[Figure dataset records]
--------------------------------------------------

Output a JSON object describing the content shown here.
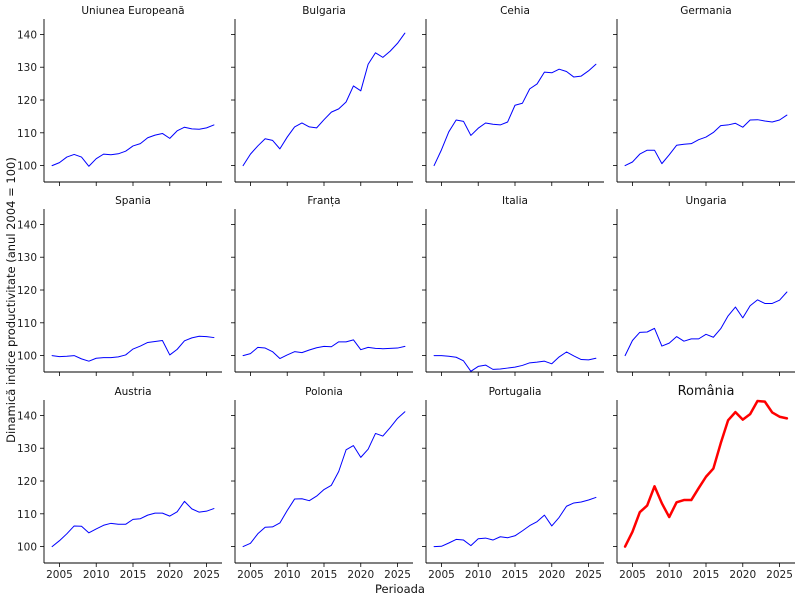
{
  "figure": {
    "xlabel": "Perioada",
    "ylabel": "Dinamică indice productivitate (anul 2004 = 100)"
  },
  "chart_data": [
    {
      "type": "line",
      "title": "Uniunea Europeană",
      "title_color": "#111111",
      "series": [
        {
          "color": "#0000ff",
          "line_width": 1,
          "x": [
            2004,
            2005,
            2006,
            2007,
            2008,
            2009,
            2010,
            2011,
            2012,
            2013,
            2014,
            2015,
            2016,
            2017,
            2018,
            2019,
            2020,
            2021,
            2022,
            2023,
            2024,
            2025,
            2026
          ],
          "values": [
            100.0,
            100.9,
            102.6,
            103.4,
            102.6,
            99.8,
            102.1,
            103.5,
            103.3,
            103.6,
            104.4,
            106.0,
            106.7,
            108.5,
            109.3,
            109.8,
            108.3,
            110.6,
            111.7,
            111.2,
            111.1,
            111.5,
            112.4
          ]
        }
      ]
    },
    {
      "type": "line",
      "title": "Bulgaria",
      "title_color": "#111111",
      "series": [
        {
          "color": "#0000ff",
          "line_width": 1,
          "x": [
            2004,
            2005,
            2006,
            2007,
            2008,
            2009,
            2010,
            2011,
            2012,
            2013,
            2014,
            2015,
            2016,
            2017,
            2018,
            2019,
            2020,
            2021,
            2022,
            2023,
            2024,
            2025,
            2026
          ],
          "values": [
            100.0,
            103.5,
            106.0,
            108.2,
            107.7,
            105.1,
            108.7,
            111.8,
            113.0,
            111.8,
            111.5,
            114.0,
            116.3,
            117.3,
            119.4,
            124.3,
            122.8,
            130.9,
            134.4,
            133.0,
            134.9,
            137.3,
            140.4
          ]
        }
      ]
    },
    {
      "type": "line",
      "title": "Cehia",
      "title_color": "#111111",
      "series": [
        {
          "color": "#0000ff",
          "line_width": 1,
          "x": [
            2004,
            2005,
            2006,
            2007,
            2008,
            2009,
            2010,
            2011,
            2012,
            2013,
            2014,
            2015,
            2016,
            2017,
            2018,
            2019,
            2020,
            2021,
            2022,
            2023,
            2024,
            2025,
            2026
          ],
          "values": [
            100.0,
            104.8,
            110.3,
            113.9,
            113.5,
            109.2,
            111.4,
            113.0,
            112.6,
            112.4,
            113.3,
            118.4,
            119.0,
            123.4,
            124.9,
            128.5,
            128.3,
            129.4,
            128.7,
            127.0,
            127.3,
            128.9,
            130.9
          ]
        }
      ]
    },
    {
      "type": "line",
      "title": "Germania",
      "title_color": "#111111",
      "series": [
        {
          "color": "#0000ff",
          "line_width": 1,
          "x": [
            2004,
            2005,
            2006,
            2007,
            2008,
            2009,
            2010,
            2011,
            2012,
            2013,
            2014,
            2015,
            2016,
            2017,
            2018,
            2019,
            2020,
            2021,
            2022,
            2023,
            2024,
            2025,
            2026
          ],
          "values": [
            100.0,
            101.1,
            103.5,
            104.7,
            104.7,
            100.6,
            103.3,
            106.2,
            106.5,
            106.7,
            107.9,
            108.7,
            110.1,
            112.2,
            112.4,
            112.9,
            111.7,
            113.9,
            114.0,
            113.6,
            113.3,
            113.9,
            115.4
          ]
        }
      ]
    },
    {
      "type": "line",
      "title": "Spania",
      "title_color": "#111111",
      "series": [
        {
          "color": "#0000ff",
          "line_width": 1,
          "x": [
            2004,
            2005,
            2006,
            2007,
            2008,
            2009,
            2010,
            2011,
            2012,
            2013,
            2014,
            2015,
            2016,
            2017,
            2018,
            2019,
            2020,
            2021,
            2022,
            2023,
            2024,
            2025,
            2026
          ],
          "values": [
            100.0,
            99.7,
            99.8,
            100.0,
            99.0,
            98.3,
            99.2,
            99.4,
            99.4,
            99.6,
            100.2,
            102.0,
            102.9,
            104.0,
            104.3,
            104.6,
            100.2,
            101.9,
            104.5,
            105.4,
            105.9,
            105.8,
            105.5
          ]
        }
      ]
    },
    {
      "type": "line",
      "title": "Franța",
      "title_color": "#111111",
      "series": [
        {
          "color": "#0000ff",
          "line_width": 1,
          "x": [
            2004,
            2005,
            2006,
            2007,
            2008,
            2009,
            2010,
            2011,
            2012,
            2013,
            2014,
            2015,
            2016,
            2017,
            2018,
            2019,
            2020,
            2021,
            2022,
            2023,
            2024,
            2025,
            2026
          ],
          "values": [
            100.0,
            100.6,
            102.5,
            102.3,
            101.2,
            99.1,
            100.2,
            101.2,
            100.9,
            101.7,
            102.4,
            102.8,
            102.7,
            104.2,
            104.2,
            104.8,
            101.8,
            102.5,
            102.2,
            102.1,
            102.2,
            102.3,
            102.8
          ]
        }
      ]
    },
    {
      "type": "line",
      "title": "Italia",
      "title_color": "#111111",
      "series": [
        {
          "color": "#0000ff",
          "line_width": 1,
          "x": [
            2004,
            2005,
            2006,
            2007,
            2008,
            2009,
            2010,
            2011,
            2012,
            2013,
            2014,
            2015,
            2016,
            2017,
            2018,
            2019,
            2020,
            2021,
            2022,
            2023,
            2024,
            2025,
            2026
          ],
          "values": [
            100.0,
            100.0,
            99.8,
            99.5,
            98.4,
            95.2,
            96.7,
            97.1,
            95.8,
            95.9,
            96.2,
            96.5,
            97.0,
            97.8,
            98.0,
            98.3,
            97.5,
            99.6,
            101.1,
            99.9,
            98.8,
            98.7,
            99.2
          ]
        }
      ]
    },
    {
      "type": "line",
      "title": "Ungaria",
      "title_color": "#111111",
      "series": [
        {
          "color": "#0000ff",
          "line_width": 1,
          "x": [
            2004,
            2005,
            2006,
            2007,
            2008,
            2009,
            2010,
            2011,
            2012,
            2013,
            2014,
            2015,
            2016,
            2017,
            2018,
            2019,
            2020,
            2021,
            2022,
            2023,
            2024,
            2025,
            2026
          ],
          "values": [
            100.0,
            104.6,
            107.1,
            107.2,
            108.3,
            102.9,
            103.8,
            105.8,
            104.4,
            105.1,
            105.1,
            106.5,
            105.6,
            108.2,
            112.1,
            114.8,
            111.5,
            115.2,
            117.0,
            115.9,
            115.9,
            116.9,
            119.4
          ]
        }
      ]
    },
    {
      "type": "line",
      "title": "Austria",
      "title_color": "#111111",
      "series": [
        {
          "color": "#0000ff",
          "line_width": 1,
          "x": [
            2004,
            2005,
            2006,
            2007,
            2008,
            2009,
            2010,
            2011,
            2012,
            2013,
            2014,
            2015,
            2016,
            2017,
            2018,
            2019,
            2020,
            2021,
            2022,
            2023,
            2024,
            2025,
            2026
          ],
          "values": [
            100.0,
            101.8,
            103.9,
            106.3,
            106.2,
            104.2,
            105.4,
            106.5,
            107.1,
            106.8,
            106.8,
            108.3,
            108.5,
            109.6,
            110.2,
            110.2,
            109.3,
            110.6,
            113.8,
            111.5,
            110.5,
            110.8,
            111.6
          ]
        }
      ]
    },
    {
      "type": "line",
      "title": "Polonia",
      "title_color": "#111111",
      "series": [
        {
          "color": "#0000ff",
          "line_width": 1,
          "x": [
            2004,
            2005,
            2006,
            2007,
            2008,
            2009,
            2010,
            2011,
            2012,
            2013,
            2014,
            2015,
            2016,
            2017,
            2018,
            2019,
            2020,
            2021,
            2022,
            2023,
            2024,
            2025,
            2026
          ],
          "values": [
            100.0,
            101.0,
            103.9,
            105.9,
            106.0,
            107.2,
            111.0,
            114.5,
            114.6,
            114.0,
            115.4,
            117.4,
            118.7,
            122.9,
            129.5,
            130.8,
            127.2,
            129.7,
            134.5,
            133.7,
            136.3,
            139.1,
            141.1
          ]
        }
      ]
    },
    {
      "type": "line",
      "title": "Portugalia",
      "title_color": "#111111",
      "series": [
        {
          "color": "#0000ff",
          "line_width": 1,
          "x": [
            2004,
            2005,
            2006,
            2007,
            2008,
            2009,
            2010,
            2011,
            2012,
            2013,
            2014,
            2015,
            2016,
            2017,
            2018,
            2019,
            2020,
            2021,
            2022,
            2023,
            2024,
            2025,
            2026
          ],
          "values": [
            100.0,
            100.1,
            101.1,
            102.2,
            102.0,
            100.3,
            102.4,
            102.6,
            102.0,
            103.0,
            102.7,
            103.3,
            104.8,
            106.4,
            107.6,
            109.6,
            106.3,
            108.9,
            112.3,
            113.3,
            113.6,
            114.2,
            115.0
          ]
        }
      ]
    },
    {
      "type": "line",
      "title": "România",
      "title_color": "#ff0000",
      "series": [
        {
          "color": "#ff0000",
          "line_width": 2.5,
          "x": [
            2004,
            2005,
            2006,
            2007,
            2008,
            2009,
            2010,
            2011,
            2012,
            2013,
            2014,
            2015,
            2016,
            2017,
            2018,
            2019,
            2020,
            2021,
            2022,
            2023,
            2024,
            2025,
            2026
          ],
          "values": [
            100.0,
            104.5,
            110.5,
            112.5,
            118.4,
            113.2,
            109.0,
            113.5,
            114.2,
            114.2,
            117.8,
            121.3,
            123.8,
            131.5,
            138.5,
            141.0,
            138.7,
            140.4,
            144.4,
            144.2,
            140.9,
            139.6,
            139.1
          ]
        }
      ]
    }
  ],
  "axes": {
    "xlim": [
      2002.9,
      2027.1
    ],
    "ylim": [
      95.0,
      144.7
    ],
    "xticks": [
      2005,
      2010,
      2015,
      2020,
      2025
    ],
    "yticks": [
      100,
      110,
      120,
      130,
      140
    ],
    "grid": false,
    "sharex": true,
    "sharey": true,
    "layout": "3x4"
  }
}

--------------------------------------------------

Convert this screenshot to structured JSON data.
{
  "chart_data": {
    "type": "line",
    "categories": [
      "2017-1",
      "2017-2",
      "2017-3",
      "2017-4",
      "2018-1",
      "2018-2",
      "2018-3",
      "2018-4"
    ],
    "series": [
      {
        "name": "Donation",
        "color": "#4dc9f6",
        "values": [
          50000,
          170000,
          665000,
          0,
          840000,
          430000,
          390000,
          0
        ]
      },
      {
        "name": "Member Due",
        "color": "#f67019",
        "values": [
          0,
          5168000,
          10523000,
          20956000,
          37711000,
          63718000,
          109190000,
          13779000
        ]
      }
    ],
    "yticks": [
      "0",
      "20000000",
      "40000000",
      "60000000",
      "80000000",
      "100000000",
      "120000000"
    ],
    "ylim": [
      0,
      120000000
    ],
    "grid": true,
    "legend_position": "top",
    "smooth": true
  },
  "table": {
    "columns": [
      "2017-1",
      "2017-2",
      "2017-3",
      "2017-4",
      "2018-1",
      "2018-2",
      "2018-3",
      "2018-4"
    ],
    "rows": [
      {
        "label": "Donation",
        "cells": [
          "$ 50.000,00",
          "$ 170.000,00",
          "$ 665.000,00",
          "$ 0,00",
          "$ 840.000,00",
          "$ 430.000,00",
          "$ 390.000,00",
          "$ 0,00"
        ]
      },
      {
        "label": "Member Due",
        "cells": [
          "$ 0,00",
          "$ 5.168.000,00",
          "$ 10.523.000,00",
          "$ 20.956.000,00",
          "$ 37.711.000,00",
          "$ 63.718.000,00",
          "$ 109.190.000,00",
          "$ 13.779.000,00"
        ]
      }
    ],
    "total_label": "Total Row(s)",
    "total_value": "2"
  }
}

--------------------------------------------------

• _Task requirements_: In the entries above, find the lines containing the word "true" and say how many there are, with no other words.

• _Problem solution_: 4